> [Short problem]: Produce an exact transcription of the listing below, omitting the pictures.

--- start ---

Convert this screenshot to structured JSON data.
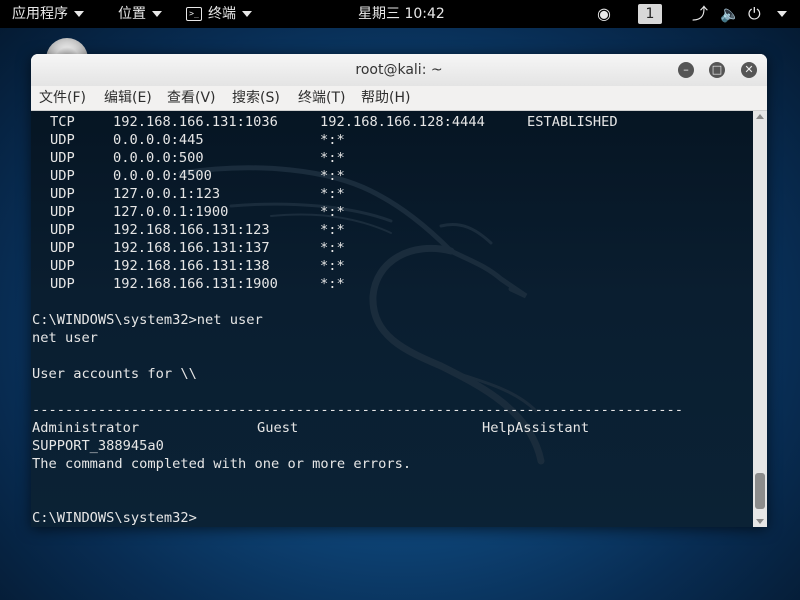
{
  "topbar": {
    "apps_label": "应用程序",
    "places_label": "位置",
    "terminal_label": "终端",
    "clock": "星期三 10:42",
    "workspace": "1"
  },
  "window": {
    "title": "root@kali: ~",
    "menus": [
      "文件(F)",
      "编辑(E)",
      "查看(V)",
      "搜索(S)",
      "终端(T)",
      "帮助(H)"
    ]
  },
  "terminal": {
    "connections": [
      {
        "proto": "TCP",
        "local": "192.168.166.131:1036",
        "foreign": "192.168.166.128:4444",
        "state": "ESTABLISHED"
      },
      {
        "proto": "UDP",
        "local": "0.0.0.0:445",
        "foreign": "*:*",
        "state": ""
      },
      {
        "proto": "UDP",
        "local": "0.0.0.0:500",
        "foreign": "*:*",
        "state": ""
      },
      {
        "proto": "UDP",
        "local": "0.0.0.0:4500",
        "foreign": "*:*",
        "state": ""
      },
      {
        "proto": "UDP",
        "local": "127.0.0.1:123",
        "foreign": "*:*",
        "state": ""
      },
      {
        "proto": "UDP",
        "local": "127.0.0.1:1900",
        "foreign": "*:*",
        "state": ""
      },
      {
        "proto": "UDP",
        "local": "192.168.166.131:123",
        "foreign": "*:*",
        "state": ""
      },
      {
        "proto": "UDP",
        "local": "192.168.166.131:137",
        "foreign": "*:*",
        "state": ""
      },
      {
        "proto": "UDP",
        "local": "192.168.166.131:138",
        "foreign": "*:*",
        "state": ""
      },
      {
        "proto": "UDP",
        "local": "192.168.166.131:1900",
        "foreign": "*:*",
        "state": ""
      }
    ],
    "prompt_cmd": "C:\\WINDOWS\\system32>net user",
    "echo": "net user",
    "accounts_header": "User accounts for \\\\",
    "separator": "-------------------------------------------------------------------------------",
    "accounts": [
      "Administrator",
      "Guest",
      "HelpAssistant",
      "SUPPORT_388945a0"
    ],
    "completion": "The command completed with one or more errors.",
    "final_prompt": "C:\\WINDOWS\\system32>"
  }
}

--- end ---

> [Solution to the problem]:
Convert this screenshot to structured JSON data.
{
  "topbar": {
    "apps_label": "应用程序",
    "places_label": "位置",
    "terminal_label": "终端",
    "clock": "星期三 10:42",
    "workspace": "1"
  },
  "window": {
    "title": "root@kali: ~",
    "menus": [
      "文件(F)",
      "编辑(E)",
      "查看(V)",
      "搜索(S)",
      "终端(T)",
      "帮助(H)"
    ]
  },
  "terminal": {
    "connections": [
      {
        "proto": "TCP",
        "local": "192.168.166.131:1036",
        "foreign": "192.168.166.128:4444",
        "state": "ESTABLISHED"
      },
      {
        "proto": "UDP",
        "local": "0.0.0.0:445",
        "foreign": "*:*",
        "state": ""
      },
      {
        "proto": "UDP",
        "local": "0.0.0.0:500",
        "foreign": "*:*",
        "state": ""
      },
      {
        "proto": "UDP",
        "local": "0.0.0.0:4500",
        "foreign": "*:*",
        "state": ""
      },
      {
        "proto": "UDP",
        "local": "127.0.0.1:123",
        "foreign": "*:*",
        "state": ""
      },
      {
        "proto": "UDP",
        "local": "127.0.0.1:1900",
        "foreign": "*:*",
        "state": ""
      },
      {
        "proto": "UDP",
        "local": "192.168.166.131:123",
        "foreign": "*:*",
        "state": ""
      },
      {
        "proto": "UDP",
        "local": "192.168.166.131:137",
        "foreign": "*:*",
        "state": ""
      },
      {
        "proto": "UDP",
        "local": "192.168.166.131:138",
        "foreign": "*:*",
        "state": ""
      },
      {
        "proto": "UDP",
        "local": "192.168.166.131:1900",
        "foreign": "*:*",
        "state": ""
      }
    ],
    "prompt_cmd": "C:\\WINDOWS\\system32>net user",
    "echo": "net user",
    "accounts_header": "User accounts for \\\\",
    "separator": "-------------------------------------------------------------------------------",
    "accounts": [
      "Administrator",
      "Guest",
      "HelpAssistant",
      "SUPPORT_388945a0"
    ],
    "completion": "The command completed with one or more errors.",
    "final_prompt": "C:\\WINDOWS\\system32>"
  }
}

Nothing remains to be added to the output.